MATERIAL SUPPLIED:
··········

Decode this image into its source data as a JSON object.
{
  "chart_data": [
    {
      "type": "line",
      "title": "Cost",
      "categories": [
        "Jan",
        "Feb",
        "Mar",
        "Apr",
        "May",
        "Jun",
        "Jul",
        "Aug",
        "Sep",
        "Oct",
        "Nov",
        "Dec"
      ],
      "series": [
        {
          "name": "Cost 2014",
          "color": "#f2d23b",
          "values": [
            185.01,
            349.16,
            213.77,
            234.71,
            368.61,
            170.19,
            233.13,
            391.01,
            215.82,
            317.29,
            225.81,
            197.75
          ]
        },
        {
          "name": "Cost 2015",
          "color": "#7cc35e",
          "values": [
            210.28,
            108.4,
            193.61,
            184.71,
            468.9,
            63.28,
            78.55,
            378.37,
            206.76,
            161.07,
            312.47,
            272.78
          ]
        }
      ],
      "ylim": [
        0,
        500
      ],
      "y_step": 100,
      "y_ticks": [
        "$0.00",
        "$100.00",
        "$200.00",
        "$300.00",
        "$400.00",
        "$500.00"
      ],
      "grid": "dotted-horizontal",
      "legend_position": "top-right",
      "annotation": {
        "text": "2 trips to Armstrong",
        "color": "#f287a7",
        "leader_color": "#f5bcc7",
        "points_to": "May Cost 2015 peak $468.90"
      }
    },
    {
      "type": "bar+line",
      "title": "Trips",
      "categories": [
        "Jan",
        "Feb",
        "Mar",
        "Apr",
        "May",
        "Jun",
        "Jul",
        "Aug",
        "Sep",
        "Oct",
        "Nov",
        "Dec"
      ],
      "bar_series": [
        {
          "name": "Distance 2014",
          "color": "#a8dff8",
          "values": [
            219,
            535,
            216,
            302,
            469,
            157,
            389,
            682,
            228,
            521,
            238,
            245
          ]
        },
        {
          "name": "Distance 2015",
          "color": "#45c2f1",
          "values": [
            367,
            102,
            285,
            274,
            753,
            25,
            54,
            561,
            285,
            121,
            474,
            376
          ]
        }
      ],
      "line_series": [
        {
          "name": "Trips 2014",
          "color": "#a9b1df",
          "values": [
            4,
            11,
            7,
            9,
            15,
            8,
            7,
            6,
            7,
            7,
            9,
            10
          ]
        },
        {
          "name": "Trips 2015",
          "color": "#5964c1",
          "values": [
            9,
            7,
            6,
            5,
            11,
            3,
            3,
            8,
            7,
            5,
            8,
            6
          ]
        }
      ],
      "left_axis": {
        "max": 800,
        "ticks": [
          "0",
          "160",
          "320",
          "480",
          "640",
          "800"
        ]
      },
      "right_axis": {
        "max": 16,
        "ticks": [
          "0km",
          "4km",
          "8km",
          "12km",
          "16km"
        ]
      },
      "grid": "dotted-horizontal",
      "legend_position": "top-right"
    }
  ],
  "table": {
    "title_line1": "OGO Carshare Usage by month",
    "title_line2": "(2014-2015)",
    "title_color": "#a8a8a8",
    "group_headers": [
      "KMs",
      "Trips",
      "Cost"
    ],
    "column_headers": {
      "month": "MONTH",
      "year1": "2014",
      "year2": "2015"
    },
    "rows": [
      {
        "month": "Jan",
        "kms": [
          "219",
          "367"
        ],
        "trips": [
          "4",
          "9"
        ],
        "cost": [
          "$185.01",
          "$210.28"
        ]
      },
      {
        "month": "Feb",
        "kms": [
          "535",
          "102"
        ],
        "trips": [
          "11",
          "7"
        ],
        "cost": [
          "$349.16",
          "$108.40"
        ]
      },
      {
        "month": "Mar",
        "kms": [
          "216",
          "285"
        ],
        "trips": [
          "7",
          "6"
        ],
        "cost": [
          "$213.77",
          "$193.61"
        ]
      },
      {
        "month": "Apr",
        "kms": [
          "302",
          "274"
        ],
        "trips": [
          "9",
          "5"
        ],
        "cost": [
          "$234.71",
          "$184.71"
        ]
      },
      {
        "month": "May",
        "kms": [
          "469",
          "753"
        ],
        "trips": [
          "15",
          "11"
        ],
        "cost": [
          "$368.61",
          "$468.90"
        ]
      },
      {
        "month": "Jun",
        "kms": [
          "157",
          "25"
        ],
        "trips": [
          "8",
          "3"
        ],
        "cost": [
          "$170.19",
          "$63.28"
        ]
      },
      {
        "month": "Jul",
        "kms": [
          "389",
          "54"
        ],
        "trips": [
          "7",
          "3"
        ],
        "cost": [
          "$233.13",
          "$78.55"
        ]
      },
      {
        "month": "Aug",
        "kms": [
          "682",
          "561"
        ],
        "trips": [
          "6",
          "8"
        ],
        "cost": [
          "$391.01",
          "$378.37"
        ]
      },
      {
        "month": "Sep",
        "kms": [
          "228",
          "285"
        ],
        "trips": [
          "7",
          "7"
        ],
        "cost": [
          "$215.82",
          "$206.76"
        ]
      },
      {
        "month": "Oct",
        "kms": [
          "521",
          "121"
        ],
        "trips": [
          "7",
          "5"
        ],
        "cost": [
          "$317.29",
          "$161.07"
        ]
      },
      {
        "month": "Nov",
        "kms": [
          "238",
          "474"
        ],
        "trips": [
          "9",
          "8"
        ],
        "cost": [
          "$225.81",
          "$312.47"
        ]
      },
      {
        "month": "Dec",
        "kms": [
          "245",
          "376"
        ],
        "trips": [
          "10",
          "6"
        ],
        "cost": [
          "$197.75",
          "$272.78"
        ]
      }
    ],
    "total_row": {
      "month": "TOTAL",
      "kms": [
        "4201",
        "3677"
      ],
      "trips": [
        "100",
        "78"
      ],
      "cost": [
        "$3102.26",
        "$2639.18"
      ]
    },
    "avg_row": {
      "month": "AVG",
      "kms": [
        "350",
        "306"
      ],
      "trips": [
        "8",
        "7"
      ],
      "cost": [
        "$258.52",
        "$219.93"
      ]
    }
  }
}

··········

YOUR TASK:
Copy out each line exactly.

SOLUTION TO THE PROBLEM:
Decode this image into its source data as a JSON object.
{
  "chart_data": [
    {
      "type": "line",
      "title": "Cost",
      "categories": [
        "Jan",
        "Feb",
        "Mar",
        "Apr",
        "May",
        "Jun",
        "Jul",
        "Aug",
        "Sep",
        "Oct",
        "Nov",
        "Dec"
      ],
      "series": [
        {
          "name": "Cost 2014",
          "color": "#f2d23b",
          "values": [
            185.01,
            349.16,
            213.77,
            234.71,
            368.61,
            170.19,
            233.13,
            391.01,
            215.82,
            317.29,
            225.81,
            197.75
          ]
        },
        {
          "name": "Cost 2015",
          "color": "#7cc35e",
          "values": [
            210.28,
            108.4,
            193.61,
            184.71,
            468.9,
            63.28,
            78.55,
            378.37,
            206.76,
            161.07,
            312.47,
            272.78
          ]
        }
      ],
      "ylim": [
        0,
        500
      ],
      "y_step": 100,
      "y_ticks": [
        "$0.00",
        "$100.00",
        "$200.00",
        "$300.00",
        "$400.00",
        "$500.00"
      ],
      "grid": "dotted-horizontal",
      "legend_position": "top-right",
      "annotation": {
        "text": "2 trips to Armstrong",
        "color": "#f287a7",
        "leader_color": "#f5bcc7",
        "points_to": "May Cost 2015 peak $468.90"
      }
    },
    {
      "type": "bar+line",
      "title": "Trips",
      "categories": [
        "Jan",
        "Feb",
        "Mar",
        "Apr",
        "May",
        "Jun",
        "Jul",
        "Aug",
        "Sep",
        "Oct",
        "Nov",
        "Dec"
      ],
      "bar_series": [
        {
          "name": "Distance 2014",
          "color": "#a8dff8",
          "values": [
            219,
            535,
            216,
            302,
            469,
            157,
            389,
            682,
            228,
            521,
            238,
            245
          ]
        },
        {
          "name": "Distance 2015",
          "color": "#45c2f1",
          "values": [
            367,
            102,
            285,
            274,
            753,
            25,
            54,
            561,
            285,
            121,
            474,
            376
          ]
        }
      ],
      "line_series": [
        {
          "name": "Trips 2014",
          "color": "#a9b1df",
          "values": [
            4,
            11,
            7,
            9,
            15,
            8,
            7,
            6,
            7,
            7,
            9,
            10
          ]
        },
        {
          "name": "Trips 2015",
          "color": "#5964c1",
          "values": [
            9,
            7,
            6,
            5,
            11,
            3,
            3,
            8,
            7,
            5,
            8,
            6
          ]
        }
      ],
      "left_axis": {
        "max": 800,
        "ticks": [
          "0",
          "160",
          "320",
          "480",
          "640",
          "800"
        ]
      },
      "right_axis": {
        "max": 16,
        "ticks": [
          "0km",
          "4km",
          "8km",
          "12km",
          "16km"
        ]
      },
      "grid": "dotted-horizontal",
      "legend_position": "top-right"
    }
  ],
  "table": {
    "title_line1": "OGO Carshare Usage by month",
    "title_line2": "(2014-2015)",
    "title_color": "#a8a8a8",
    "group_headers": [
      "KMs",
      "Trips",
      "Cost"
    ],
    "column_headers": {
      "month": "MONTH",
      "year1": "2014",
      "year2": "2015"
    },
    "rows": [
      {
        "month": "Jan",
        "kms": [
          "219",
          "367"
        ],
        "trips": [
          "4",
          "9"
        ],
        "cost": [
          "$185.01",
          "$210.28"
        ]
      },
      {
        "month": "Feb",
        "kms": [
          "535",
          "102"
        ],
        "trips": [
          "11",
          "7"
        ],
        "cost": [
          "$349.16",
          "$108.40"
        ]
      },
      {
        "month": "Mar",
        "kms": [
          "216",
          "285"
        ],
        "trips": [
          "7",
          "6"
        ],
        "cost": [
          "$213.77",
          "$193.61"
        ]
      },
      {
        "month": "Apr",
        "kms": [
          "302",
          "274"
        ],
        "trips": [
          "9",
          "5"
        ],
        "cost": [
          "$234.71",
          "$184.71"
        ]
      },
      {
        "month": "May",
        "kms": [
          "469",
          "753"
        ],
        "trips": [
          "15",
          "11"
        ],
        "cost": [
          "$368.61",
          "$468.90"
        ]
      },
      {
        "month": "Jun",
        "kms": [
          "157",
          "25"
        ],
        "trips": [
          "8",
          "3"
        ],
        "cost": [
          "$170.19",
          "$63.28"
        ]
      },
      {
        "month": "Jul",
        "kms": [
          "389",
          "54"
        ],
        "trips": [
          "7",
          "3"
        ],
        "cost": [
          "$233.13",
          "$78.55"
        ]
      },
      {
        "month": "Aug",
        "kms": [
          "682",
          "561"
        ],
        "trips": [
          "6",
          "8"
        ],
        "cost": [
          "$391.01",
          "$378.37"
        ]
      },
      {
        "month": "Sep",
        "kms": [
          "228",
          "285"
        ],
        "trips": [
          "7",
          "7"
        ],
        "cost": [
          "$215.82",
          "$206.76"
        ]
      },
      {
        "month": "Oct",
        "kms": [
          "521",
          "121"
        ],
        "trips": [
          "7",
          "5"
        ],
        "cost": [
          "$317.29",
          "$161.07"
        ]
      },
      {
        "month": "Nov",
        "kms": [
          "238",
          "474"
        ],
        "trips": [
          "9",
          "8"
        ],
        "cost": [
          "$225.81",
          "$312.47"
        ]
      },
      {
        "month": "Dec",
        "kms": [
          "245",
          "376"
        ],
        "trips": [
          "10",
          "6"
        ],
        "cost": [
          "$197.75",
          "$272.78"
        ]
      }
    ],
    "total_row": {
      "month": "TOTAL",
      "kms": [
        "4201",
        "3677"
      ],
      "trips": [
        "100",
        "78"
      ],
      "cost": [
        "$3102.26",
        "$2639.18"
      ]
    },
    "avg_row": {
      "month": "AVG",
      "kms": [
        "350",
        "306"
      ],
      "trips": [
        "8",
        "7"
      ],
      "cost": [
        "$258.52",
        "$219.93"
      ]
    }
  }
}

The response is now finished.